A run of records
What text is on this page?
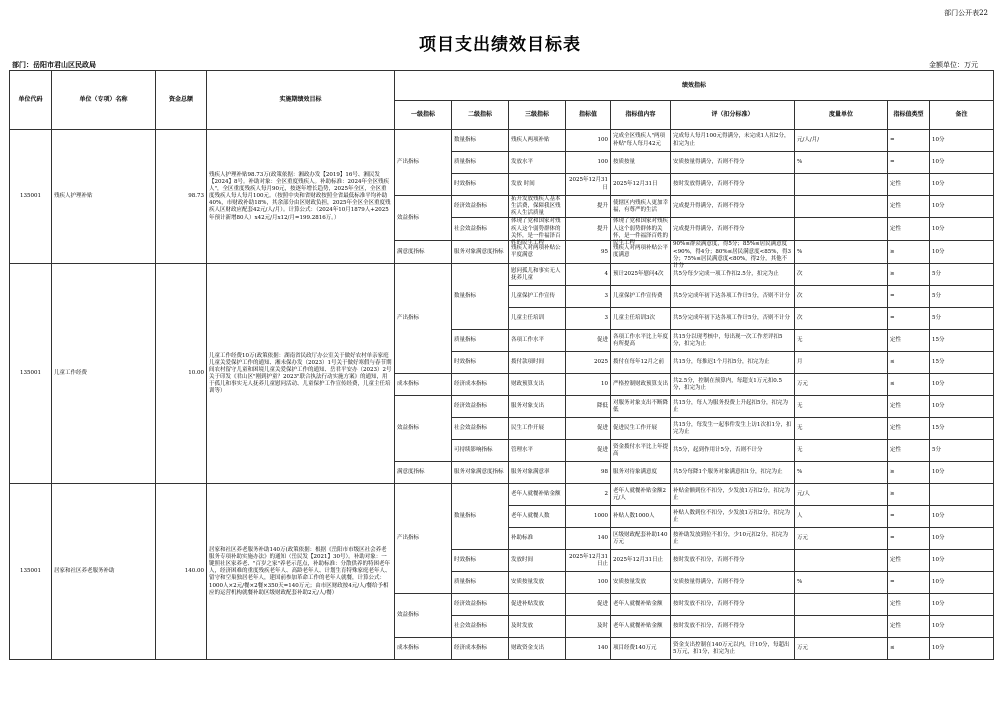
部门公开表22
项目支出绩效目标表
部门：岳阳市君山区民政局	金额单位：万元
单位代码	单位（专项）名称	资金总额	实施期绩效目标	绩效指标								
				一级指标	二级指标	三级指标	指标值	指标值内容	评（扣分标准）	度量单位	指标值类型	备注
135001	残疾人护理补贴	98.73	残疾人护理补贴98.73万(政策依据：湘政办发【2019】16号、湘民发【2024】8号。补助对象：全区重度残疾人。补助标准：2024年全区残疾人"，全区重度残疾人每月90元，按逐年增长趋势，2025年全区，全区重度残疾人每人每月100元。（按照中央和省财政按照全省最低标准平均补助40%，市财政补助18%，其余部分由区财政负担，2025年全区全区重度残疾人区财政应配套42元/人/月）。计算公式：（2024年10月1879人+2025年预计新增80人）x42元/月x12/月=199.2816万。）	产出指标	数量指标	残疾人两项补贴	100	完成全区残疾人"两项补贴"每人每月42元	完成每人每月100元得满分，未完成1人扣2分，扣完为止	元/人/月/	=	10分
					质量指标	发放水平	100	按质按量	安质按量得满分，否则不得分	%	=	10分
					时效指标	发放 时间	2025年12月31日	2025年12月31日	按时发放得满分，否则不得分		定性	10分
				效益指标	经济效益指标	拓开发放残疾人基本生活费，保障我区残疾人生活质量	提升	使辖区内残疾人更加幸福，有尊严的生活	完成提升得满分，否则不得分		定性	10分
					社会效益指标	体现了党和国家对残疾人这个弱势群体的关怀，是一件福泽百姓的民生工程	提升	体现了党和国家对残疾人这个弱势群体的关怀，是一件福泽百姓的民生工程	完成提升得满分，否则不得分		定性	10分
				满意度指标	服务对象满意度指标	残疾人对两项补贴公平度满意	95	残疾人对两项补贴公平度满意	90%≤群众满意度，得5分；85%≤居民满意度<90%，得4分；80%≤居民满意度<85%，得3分；75%≤居民满意度<80%，得2分，其他不计分	%	≥	10分
135001	儿童工作经费	10.00	儿童工作经费10万(政策依据：湖南省民政厅办公室关于做好农村单亲家庭儿童关爱保护工作的通知、湘未保办发（2023）1号关于做好寒假与春节期间农村留守儿童和困境儿童关爱保护工作的通知、岳君平安办（2023）2号关于印发《君山区"刚到护童？2023"联合执法行动实施方案》的通知，用于孤儿和事实无人抚养儿童慰问活动、儿童保护工作宣传经费，儿童主任培训等）	产出指标	数量指标	慰问孤儿和事实无人抚养儿童	4	预计2025年慰问4次	共5分每少完成一项工作扣2.5分，扣完为止	次	≥	5分

						儿童保护工作宣传	3	儿童保护工作宣传费	共5分完成年初下达各项工作计5分，否则不计分	次	=	5分

						儿童主任培训	3	儿童主任培训3次	共5分完成年初下达各项工作计5分，否则不计分	次	=	5分
					质量指标	各项工作水平	促进	各项工作水平比上年度有所提高	共15分以现考核中，每出现一次工作差评扣5分，扣完为止	无	定性	15分
					时效指标	拨付款项时间	2025	拨付在每年12月之前	共15分，每推迟1个月扣5分，扣完为止	月	≤	15分
				成本指标	经济成本指标	财政预算支出	10	严格控制财政预算支出	共2.5分，控制在预算内，每超支1万元扣0.5分，扣完为止	万元	≤	10分
				效益指标	经济效益指标	服务对象支出	降低	对服务对象支出不断降低	共15分，每人为服务投费上升起扣5分，扣完为止	无	定性	10分
					社会效益指标	民生工作开展	促进	促进民生工作开展	共15分，每发生一起事件发生上访1次扣1分，扣完为止	无	定性	15分
					可持续影响指标	管理水平	促进	资金拨付水平比上年提高	共5分，起到作用计5分，否则不计分	无	定性	5分
				满意度指标	服务对象满意度指标	服务对象满意率	98	服务对待象满意度	共5分每降1个服务对象满意扣1分，扣完为止	%	≥	10分
135001	居家和社区养老服务补助	140.00	居家和社区养老服务补助140万(政策依据：根据《岳阳市市级区社会养老服务专项补助实施办法》的通知（岳民发【2021】30号）。补助对象：一键照社区家养老、"百岁之家"养老示范点，补助标准：分散供养的特困老年人，经济困难的重度残疾老年人、高龄老年人、计划生育特殊家庭老年人、留守和空巢独居老年人，建国前参加革命工作的老年人就餐，计算公式：1000人×2元/餐×2餐×350天=140万元；由市区财政按4元/人/餐给予相应的运营机构就餐补助区级财政配套补助2元/人/餐）	产出指标	数量指标	老年人就餐补贴金额	2	老年人就餐补贴金额2元/人	补贴金额到位不扣分，少发放1万扣2分，扣完为止	元/人	≥	

						老年人就餐人数	1000	补贴人数1000人	补贴人数到位不扣分，少发放1万扣2分，扣完为止	人	=	10分

						补助标准	140	区级财政配套补助140万元	按补助发放到位不扣分，少10元扣2分，扣完为止	万元	=	10分
					时效指标	发放时间	2025年12月31日止	2025年12月31日止	按时发放不扣分，否则不得分		定性	10分
					质量指标	安质按量发放	100	安质按量发放	安质按量得满分，否则不得分	%	=	10分
				效益指标	经济效益指标	促进补贴发放	促进	老年人就餐补贴金额	按时发放不扣分，否则不得分		定性	10分
					社会效益指标	及时发放	及时	老年人就餐补贴金额	按时发放不扣分，否则不得分		定性	10分
				成本指标	经济成本指标	财政资金支出	140	项目经费140万元	资金支出控制在140万元以内，计10分，每超出5万元，扣1分，扣完为止	万元	≤	10分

AIM
Write out every line of the data that holds the word "补助对象".

EXERCISE OUTPUT
135001	残疾人护理补贴	98.73	残疾人护理补贴98.73万(政策依据：湘政办发【2019】16号、湘民发【2024】8号。补助对象：全区重度残疾人。补助标准：2024年全区残疾人"，全区重度残疾人每月90元，按逐年增长趋势，2025年全区，全区重度残疾人每人每月100元。（按照中央和省财政按照全省最低标准平均补助40%，市财政补助18%，其余部分由区财政负担，2025年全区全区重度残疾人区财政应配套42元/人/月）。计算公式：（2024年10月1879人+2025年预计新增80人）x42元/月x12/月=199.2816万。）	产出指标	数量指标	残疾人两项补贴	100	完成全区残疾人"两项补贴"每人每月42元	完成每人每月100元得满分，未完成1人扣2分，扣完为止	元/人/月/	=	10分
135001	居家和社区养老服务补助	140.00	居家和社区养老服务补助140万(政策依据：根据《岳阳市市级区社会养老服务专项补助实施办法》的通知（岳民发【2021】30号）。补助对象：一键照社区家养老、"百岁之家"养老示范点，补助标准：分散供养的特困老年人，经济困难的重度残疾老年人、高龄老年人、计划生育特殊家庭老年人、留守和空巢独居老年人，建国前参加革命工作的老年人就餐，计算公式：1000人×2元/餐×2餐×350天=140万元；由市区财政按4元/人/餐给予相应的运营机构就餐补助区级财政配套补助2元/人/餐）	产出指标	数量指标	老年人就餐补贴金额	2	老年人就餐补贴金额2元/人	补贴金额到位不扣分，少发放1万扣2分，扣完为止	元/人	≥	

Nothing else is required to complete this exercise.